What you are asked to do:
Go through the lines below and copy each one that holds the string "type".
==== Data supplied ====
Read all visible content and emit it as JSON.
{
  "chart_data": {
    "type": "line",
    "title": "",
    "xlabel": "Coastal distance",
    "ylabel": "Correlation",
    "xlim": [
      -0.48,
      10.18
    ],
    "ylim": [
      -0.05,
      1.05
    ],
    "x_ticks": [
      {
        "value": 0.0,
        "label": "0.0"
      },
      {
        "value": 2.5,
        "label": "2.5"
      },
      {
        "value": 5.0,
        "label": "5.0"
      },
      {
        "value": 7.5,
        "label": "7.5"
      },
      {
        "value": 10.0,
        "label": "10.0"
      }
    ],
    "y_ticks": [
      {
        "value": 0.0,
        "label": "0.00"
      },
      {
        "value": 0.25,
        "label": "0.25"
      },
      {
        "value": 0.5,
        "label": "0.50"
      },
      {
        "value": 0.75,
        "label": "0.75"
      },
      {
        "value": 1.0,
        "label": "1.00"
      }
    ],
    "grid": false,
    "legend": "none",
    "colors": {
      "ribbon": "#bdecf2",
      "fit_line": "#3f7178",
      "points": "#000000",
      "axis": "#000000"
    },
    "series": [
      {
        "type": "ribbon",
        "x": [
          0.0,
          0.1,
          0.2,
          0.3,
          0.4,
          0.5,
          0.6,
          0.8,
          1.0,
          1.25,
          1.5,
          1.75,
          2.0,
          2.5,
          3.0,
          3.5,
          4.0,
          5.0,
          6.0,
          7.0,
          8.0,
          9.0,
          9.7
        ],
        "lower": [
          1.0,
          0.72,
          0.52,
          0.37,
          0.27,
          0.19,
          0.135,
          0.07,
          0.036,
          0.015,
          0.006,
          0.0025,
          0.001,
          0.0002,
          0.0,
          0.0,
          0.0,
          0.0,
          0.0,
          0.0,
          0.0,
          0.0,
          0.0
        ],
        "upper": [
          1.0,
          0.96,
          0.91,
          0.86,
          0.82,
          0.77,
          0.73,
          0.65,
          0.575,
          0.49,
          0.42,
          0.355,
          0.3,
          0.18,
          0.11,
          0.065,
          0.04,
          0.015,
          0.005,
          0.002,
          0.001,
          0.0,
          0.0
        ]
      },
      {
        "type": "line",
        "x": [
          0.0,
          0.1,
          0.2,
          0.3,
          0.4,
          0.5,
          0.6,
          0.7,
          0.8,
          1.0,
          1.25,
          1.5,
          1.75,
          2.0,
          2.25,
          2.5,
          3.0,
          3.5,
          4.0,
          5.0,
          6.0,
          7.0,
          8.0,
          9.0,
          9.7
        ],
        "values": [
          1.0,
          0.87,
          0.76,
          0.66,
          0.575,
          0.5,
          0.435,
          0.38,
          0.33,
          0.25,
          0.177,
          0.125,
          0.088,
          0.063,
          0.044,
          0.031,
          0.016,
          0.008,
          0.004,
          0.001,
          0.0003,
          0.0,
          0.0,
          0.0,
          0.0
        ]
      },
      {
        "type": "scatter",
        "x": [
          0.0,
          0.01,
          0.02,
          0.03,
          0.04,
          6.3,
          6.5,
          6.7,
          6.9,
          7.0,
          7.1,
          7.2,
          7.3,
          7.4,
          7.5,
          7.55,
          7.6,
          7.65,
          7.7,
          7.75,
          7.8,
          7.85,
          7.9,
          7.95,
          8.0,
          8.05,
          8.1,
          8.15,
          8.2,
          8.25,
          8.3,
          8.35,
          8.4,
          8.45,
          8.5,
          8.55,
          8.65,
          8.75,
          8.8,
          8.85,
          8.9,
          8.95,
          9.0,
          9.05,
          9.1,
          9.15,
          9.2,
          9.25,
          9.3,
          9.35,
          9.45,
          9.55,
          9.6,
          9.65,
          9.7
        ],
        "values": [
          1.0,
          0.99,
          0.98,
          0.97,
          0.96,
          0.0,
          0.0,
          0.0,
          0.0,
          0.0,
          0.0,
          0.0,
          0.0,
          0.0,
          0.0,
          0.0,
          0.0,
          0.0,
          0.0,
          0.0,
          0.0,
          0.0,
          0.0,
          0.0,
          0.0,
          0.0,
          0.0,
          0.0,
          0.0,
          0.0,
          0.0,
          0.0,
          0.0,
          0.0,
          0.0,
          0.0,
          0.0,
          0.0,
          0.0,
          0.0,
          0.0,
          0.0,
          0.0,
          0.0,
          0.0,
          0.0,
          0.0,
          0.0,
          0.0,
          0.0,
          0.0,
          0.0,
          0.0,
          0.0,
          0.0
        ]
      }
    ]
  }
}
====
Reply to the task:
    "type": "line",
        "type": "ribbon",
        "type": "line",
        "type": "scatter",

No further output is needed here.